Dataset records
"""
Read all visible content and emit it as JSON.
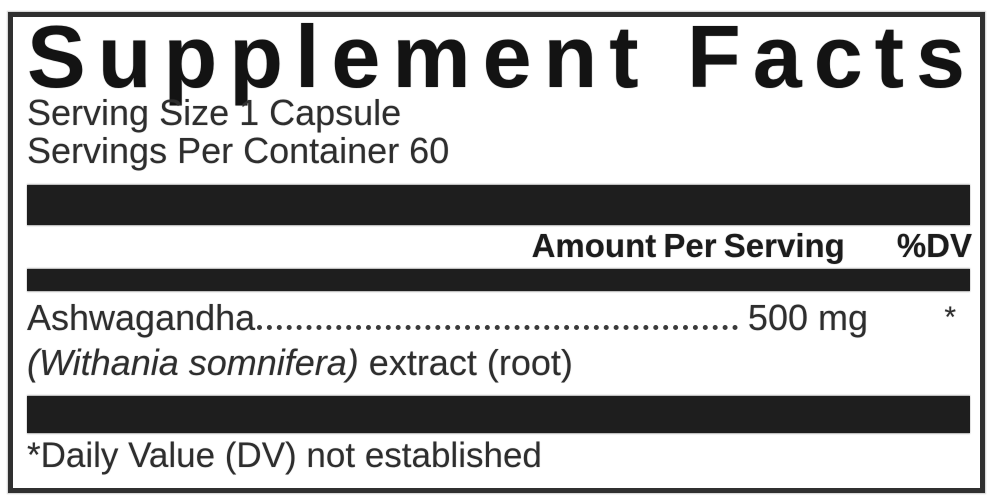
{
  "label": {
    "title": "Supplement Facts",
    "serving_size": "Serving Size 1 Capsule",
    "servings_per_container": "Servings Per Container 60",
    "header": {
      "amount_per_serving": "Amount Per Serving",
      "daily_value": "%DV"
    },
    "ingredients": [
      {
        "name": "Ashwagandha",
        "amount": "500 mg",
        "daily_value": "*",
        "botanical_name": "(Withania somnifera)",
        "description_suffix": " extract (root)"
      }
    ],
    "footnote": "*Daily Value (DV) not established",
    "colors": {
      "bar": "#1e1e1e",
      "border": "#303030",
      "text": "#2e2e2e",
      "title": "#131313"
    }
  }
}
"""
Given exercise.
Without including any picture, repeat the data exactly.

Solution for this problem.
Read all visible content and emit it as JSON.
{
  "label": {
    "title": "Supplement Facts",
    "serving_size": "Serving Size 1 Capsule",
    "servings_per_container": "Servings Per Container 60",
    "header": {
      "amount_per_serving": "Amount Per Serving",
      "daily_value": "%DV"
    },
    "ingredients": [
      {
        "name": "Ashwagandha",
        "amount": "500 mg",
        "daily_value": "*",
        "botanical_name": "(Withania somnifera)",
        "description_suffix": " extract (root)"
      }
    ],
    "footnote": "*Daily Value (DV) not established",
    "colors": {
      "bar": "#1e1e1e",
      "border": "#303030",
      "text": "#2e2e2e",
      "title": "#131313"
    }
  }
}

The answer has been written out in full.